Set exercise >> Tally the lines with the word "устройства" and report the number alone.

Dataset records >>
============
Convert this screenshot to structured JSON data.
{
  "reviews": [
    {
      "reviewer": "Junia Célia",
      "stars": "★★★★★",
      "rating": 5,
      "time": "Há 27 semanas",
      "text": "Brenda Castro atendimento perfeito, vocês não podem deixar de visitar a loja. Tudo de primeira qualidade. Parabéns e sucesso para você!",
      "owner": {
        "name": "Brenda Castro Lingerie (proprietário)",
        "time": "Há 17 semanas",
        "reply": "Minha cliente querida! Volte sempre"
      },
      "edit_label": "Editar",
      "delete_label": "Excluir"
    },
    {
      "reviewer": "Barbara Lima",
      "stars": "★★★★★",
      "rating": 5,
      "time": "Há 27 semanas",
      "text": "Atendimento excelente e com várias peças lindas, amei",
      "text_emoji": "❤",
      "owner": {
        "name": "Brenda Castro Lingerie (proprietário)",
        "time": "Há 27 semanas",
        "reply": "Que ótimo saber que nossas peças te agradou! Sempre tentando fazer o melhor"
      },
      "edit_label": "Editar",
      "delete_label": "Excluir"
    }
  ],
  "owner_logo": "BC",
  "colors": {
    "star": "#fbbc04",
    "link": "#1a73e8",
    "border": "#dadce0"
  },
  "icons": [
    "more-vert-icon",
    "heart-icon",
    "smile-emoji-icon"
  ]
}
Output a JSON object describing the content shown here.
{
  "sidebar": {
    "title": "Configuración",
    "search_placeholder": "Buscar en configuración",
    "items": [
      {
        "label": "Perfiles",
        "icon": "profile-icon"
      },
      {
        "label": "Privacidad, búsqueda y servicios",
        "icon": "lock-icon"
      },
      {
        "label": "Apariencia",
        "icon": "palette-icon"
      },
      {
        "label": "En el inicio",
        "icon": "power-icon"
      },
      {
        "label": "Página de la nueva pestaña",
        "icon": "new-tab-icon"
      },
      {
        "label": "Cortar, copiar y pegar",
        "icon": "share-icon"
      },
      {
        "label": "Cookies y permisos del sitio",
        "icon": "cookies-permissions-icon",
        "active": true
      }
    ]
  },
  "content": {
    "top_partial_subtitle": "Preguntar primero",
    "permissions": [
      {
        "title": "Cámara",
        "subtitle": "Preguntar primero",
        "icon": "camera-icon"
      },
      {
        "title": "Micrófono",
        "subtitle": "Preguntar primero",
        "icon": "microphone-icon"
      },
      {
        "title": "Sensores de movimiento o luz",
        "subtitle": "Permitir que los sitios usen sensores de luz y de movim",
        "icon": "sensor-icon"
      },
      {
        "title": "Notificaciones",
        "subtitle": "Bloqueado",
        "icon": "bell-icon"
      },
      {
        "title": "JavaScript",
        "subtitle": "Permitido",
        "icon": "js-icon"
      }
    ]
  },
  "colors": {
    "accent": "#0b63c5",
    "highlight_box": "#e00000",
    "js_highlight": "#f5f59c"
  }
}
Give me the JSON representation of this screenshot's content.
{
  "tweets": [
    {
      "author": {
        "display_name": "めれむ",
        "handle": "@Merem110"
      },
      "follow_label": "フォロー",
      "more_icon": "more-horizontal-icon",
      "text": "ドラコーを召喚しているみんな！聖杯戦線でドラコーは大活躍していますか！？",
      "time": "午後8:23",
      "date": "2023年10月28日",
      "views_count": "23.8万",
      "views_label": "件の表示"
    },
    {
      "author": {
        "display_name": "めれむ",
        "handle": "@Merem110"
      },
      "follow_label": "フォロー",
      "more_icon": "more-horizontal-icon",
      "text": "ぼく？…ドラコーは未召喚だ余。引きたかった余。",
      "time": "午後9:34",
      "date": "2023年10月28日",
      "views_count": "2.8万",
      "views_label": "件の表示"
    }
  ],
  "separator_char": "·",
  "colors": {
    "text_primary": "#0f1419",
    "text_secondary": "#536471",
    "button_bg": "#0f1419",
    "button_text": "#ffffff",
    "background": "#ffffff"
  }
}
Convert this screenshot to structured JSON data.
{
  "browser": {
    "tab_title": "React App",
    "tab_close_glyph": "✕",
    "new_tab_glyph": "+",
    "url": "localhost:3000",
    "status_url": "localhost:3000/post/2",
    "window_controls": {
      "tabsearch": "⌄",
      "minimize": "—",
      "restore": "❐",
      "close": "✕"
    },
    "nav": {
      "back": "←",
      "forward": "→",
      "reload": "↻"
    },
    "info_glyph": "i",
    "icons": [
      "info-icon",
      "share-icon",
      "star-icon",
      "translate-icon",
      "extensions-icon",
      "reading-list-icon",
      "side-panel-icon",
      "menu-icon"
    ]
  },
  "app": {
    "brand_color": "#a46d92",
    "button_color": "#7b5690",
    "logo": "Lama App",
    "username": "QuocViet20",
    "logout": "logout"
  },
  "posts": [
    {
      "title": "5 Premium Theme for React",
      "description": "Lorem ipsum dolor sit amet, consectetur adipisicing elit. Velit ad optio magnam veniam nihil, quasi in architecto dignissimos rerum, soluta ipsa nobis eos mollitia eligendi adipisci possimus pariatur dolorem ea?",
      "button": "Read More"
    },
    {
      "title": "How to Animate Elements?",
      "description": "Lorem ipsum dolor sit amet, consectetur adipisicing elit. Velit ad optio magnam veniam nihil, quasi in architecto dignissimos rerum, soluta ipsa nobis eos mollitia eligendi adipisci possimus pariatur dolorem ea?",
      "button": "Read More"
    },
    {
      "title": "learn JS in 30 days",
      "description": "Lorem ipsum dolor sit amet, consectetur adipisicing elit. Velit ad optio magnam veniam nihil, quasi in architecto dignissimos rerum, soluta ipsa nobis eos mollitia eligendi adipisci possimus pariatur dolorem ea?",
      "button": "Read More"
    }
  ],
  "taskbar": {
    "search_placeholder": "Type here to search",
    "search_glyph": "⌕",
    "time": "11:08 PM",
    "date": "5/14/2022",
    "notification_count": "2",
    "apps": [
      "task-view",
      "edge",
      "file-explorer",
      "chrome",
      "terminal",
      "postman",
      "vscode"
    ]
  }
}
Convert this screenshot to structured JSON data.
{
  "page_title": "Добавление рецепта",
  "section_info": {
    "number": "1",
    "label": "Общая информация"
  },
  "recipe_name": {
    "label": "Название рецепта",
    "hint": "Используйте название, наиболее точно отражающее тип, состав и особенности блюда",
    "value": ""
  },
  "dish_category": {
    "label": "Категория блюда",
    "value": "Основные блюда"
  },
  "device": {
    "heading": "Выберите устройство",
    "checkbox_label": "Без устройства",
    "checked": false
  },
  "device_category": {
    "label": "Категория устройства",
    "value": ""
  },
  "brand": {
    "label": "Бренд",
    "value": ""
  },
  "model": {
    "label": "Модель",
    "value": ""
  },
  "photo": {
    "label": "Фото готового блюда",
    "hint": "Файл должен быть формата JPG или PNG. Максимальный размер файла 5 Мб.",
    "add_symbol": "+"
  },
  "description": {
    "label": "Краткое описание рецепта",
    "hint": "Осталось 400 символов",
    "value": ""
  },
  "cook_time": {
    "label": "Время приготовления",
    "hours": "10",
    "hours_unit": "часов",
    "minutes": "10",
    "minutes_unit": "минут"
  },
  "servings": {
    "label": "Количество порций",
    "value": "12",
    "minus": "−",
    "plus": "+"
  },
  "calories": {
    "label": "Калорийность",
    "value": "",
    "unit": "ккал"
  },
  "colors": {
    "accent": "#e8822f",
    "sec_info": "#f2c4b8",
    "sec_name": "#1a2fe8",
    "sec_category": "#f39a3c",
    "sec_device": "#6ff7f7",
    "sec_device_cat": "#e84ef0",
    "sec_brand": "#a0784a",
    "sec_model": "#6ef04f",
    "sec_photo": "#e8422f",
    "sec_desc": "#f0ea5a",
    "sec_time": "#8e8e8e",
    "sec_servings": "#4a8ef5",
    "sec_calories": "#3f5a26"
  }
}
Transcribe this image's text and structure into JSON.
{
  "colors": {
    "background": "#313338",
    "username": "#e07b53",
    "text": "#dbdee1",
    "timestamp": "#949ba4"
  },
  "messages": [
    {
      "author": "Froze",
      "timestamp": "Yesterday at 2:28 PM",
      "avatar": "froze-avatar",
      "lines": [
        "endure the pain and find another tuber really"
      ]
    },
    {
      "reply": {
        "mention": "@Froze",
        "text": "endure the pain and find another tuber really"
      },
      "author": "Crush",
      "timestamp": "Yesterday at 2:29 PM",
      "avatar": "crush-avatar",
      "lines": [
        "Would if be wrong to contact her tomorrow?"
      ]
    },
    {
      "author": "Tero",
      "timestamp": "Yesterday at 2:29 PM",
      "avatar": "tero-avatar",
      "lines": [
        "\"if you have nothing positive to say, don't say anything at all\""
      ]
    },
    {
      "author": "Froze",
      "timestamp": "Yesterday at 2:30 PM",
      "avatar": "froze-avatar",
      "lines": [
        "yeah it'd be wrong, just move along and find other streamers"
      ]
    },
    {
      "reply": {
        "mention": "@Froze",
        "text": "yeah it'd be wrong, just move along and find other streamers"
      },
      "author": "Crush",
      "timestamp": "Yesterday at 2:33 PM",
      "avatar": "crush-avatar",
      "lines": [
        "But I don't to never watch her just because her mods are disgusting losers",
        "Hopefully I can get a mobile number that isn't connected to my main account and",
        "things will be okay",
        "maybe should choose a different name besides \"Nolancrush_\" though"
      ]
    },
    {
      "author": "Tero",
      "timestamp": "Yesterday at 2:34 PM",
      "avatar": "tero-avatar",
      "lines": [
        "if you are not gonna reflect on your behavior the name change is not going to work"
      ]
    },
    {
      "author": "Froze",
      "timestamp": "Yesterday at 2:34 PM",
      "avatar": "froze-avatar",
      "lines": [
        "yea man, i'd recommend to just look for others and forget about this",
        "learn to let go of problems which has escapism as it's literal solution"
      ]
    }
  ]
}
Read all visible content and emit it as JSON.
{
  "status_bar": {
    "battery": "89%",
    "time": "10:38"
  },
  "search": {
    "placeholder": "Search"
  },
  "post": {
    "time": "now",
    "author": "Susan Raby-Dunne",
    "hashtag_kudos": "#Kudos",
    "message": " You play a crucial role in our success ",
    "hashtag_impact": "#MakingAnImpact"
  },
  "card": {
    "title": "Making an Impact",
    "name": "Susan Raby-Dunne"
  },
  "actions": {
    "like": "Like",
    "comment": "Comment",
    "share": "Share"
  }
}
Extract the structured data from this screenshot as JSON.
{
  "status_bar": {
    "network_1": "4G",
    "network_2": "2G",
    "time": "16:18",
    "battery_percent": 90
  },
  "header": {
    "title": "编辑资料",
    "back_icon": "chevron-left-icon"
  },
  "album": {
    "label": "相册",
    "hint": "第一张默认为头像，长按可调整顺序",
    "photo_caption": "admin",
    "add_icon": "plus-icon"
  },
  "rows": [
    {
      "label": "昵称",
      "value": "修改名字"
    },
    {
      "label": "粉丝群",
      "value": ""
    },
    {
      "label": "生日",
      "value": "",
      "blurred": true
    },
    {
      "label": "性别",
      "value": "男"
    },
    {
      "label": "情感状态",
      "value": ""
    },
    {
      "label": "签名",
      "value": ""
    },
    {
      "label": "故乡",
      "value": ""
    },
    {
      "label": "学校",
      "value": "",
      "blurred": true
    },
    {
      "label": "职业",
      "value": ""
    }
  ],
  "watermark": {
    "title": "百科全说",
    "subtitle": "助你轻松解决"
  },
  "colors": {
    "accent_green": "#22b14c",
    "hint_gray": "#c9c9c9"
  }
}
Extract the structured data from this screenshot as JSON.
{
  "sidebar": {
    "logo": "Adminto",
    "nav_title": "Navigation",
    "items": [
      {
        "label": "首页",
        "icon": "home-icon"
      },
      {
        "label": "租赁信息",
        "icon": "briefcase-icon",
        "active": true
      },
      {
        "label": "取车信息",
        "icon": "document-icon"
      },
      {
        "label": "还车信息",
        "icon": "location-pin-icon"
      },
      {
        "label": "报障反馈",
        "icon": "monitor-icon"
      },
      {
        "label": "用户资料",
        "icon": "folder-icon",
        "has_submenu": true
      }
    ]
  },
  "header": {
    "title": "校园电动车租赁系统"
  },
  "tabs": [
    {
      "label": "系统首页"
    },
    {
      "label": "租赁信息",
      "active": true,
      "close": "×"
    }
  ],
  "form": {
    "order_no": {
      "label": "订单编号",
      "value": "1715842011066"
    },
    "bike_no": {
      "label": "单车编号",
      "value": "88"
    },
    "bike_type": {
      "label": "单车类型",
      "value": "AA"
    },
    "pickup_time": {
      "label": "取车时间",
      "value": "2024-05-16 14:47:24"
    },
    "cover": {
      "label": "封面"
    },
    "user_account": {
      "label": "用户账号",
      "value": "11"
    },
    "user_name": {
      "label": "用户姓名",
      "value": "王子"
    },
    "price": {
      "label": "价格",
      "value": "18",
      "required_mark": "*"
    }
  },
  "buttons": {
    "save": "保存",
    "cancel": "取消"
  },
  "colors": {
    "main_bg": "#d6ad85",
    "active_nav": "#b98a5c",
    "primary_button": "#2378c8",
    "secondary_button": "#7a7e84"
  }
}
============
Result >> 2